TASK STATEMENT: Exactly repeat the material, dropping every picture from the copy.
═════ RECORDS FOR THIS EXERCISE
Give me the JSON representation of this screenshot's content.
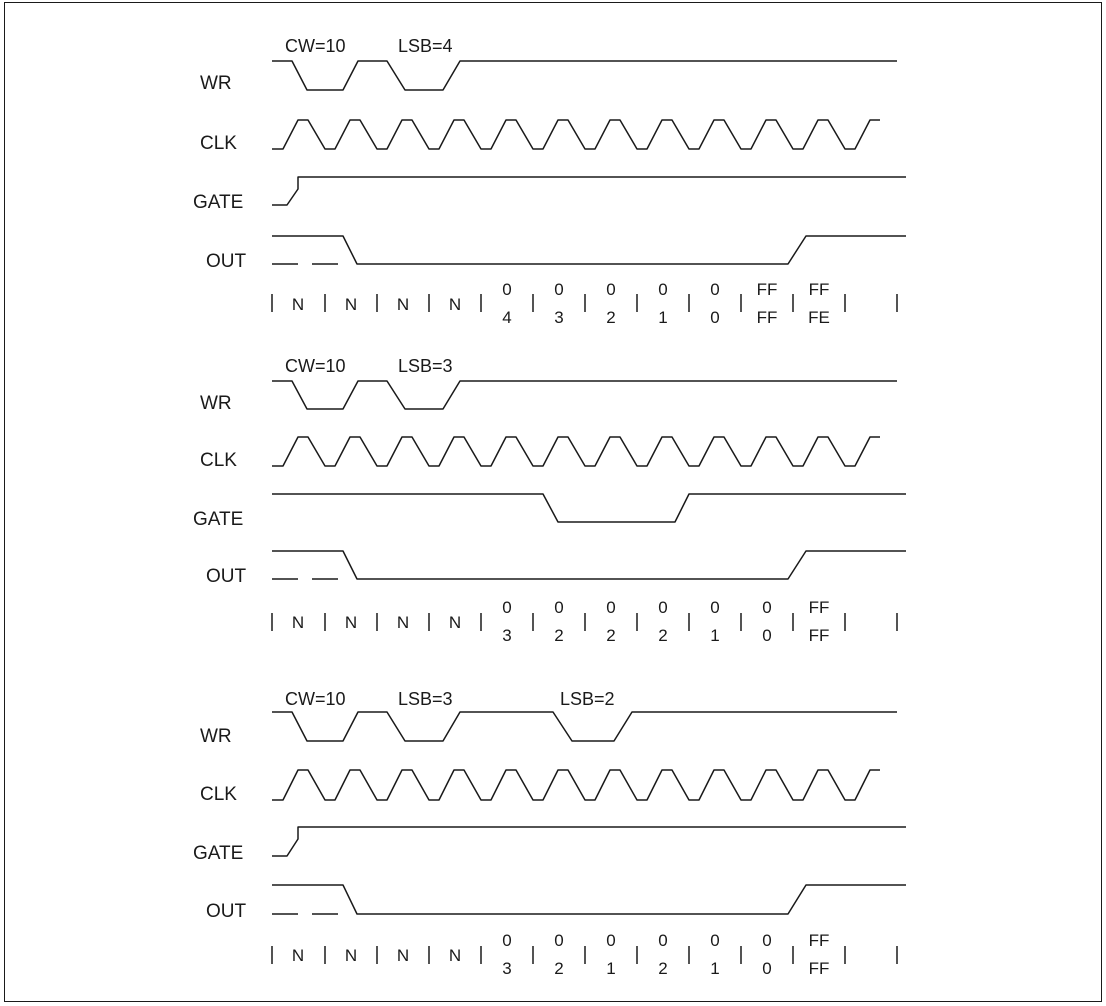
{
  "panels": [
    {
      "labels": {
        "wr": "WR",
        "clk": "CLK",
        "gate": "GATE",
        "out": "OUT"
      },
      "wr_annotations": [
        "CW=10",
        "LSB=4"
      ],
      "counts": [
        [
          "N",
          ""
        ],
        [
          "N",
          ""
        ],
        [
          "N",
          ""
        ],
        [
          "N",
          ""
        ],
        [
          "0",
          "4"
        ],
        [
          "0",
          "3"
        ],
        [
          "0",
          "2"
        ],
        [
          "0",
          "1"
        ],
        [
          "0",
          "0"
        ],
        [
          "FF",
          "FF"
        ],
        [
          "FF",
          "FE"
        ]
      ]
    },
    {
      "labels": {
        "wr": "WR",
        "clk": "CLK",
        "gate": "GATE",
        "out": "OUT"
      },
      "wr_annotations": [
        "CW=10",
        "LSB=3"
      ],
      "counts": [
        [
          "N",
          ""
        ],
        [
          "N",
          ""
        ],
        [
          "N",
          ""
        ],
        [
          "N",
          ""
        ],
        [
          "0",
          "3"
        ],
        [
          "0",
          "2"
        ],
        [
          "0",
          "2"
        ],
        [
          "0",
          "2"
        ],
        [
          "0",
          "1"
        ],
        [
          "0",
          "0"
        ],
        [
          "FF",
          "FF"
        ]
      ]
    },
    {
      "labels": {
        "wr": "WR",
        "clk": "CLK",
        "gate": "GATE",
        "out": "OUT"
      },
      "wr_annotations": [
        "CW=10",
        "LSB=3",
        "LSB=2"
      ],
      "counts": [
        [
          "N",
          ""
        ],
        [
          "N",
          ""
        ],
        [
          "N",
          ""
        ],
        [
          "N",
          ""
        ],
        [
          "0",
          "3"
        ],
        [
          "0",
          "2"
        ],
        [
          "0",
          "1"
        ],
        [
          "0",
          "2"
        ],
        [
          "0",
          "1"
        ],
        [
          "0",
          "0"
        ],
        [
          "FF",
          "FF"
        ]
      ]
    }
  ]
}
══════════
IN RESPONSE:
Give me the JSON representation of this screenshot's content.
{
  "panels": [
    {
      "labels": {
        "wr": "WR",
        "clk": "CLK",
        "gate": "GATE",
        "out": "OUT"
      },
      "wr_annotations": [
        "CW=10",
        "LSB=4"
      ],
      "counts": [
        [
          "N",
          ""
        ],
        [
          "N",
          ""
        ],
        [
          "N",
          ""
        ],
        [
          "N",
          ""
        ],
        [
          "0",
          "4"
        ],
        [
          "0",
          "3"
        ],
        [
          "0",
          "2"
        ],
        [
          "0",
          "1"
        ],
        [
          "0",
          "0"
        ],
        [
          "FF",
          "FF"
        ],
        [
          "FF",
          "FE"
        ]
      ]
    },
    {
      "labels": {
        "wr": "WR",
        "clk": "CLK",
        "gate": "GATE",
        "out": "OUT"
      },
      "wr_annotations": [
        "CW=10",
        "LSB=3"
      ],
      "counts": [
        [
          "N",
          ""
        ],
        [
          "N",
          ""
        ],
        [
          "N",
          ""
        ],
        [
          "N",
          ""
        ],
        [
          "0",
          "3"
        ],
        [
          "0",
          "2"
        ],
        [
          "0",
          "2"
        ],
        [
          "0",
          "2"
        ],
        [
          "0",
          "1"
        ],
        [
          "0",
          "0"
        ],
        [
          "FF",
          "FF"
        ]
      ]
    },
    {
      "labels": {
        "wr": "WR",
        "clk": "CLK",
        "gate": "GATE",
        "out": "OUT"
      },
      "wr_annotations": [
        "CW=10",
        "LSB=3",
        "LSB=2"
      ],
      "counts": [
        [
          "N",
          ""
        ],
        [
          "N",
          ""
        ],
        [
          "N",
          ""
        ],
        [
          "N",
          ""
        ],
        [
          "0",
          "3"
        ],
        [
          "0",
          "2"
        ],
        [
          "0",
          "1"
        ],
        [
          "0",
          "2"
        ],
        [
          "0",
          "1"
        ],
        [
          "0",
          "0"
        ],
        [
          "FF",
          "FF"
        ]
      ]
    }
  ]
}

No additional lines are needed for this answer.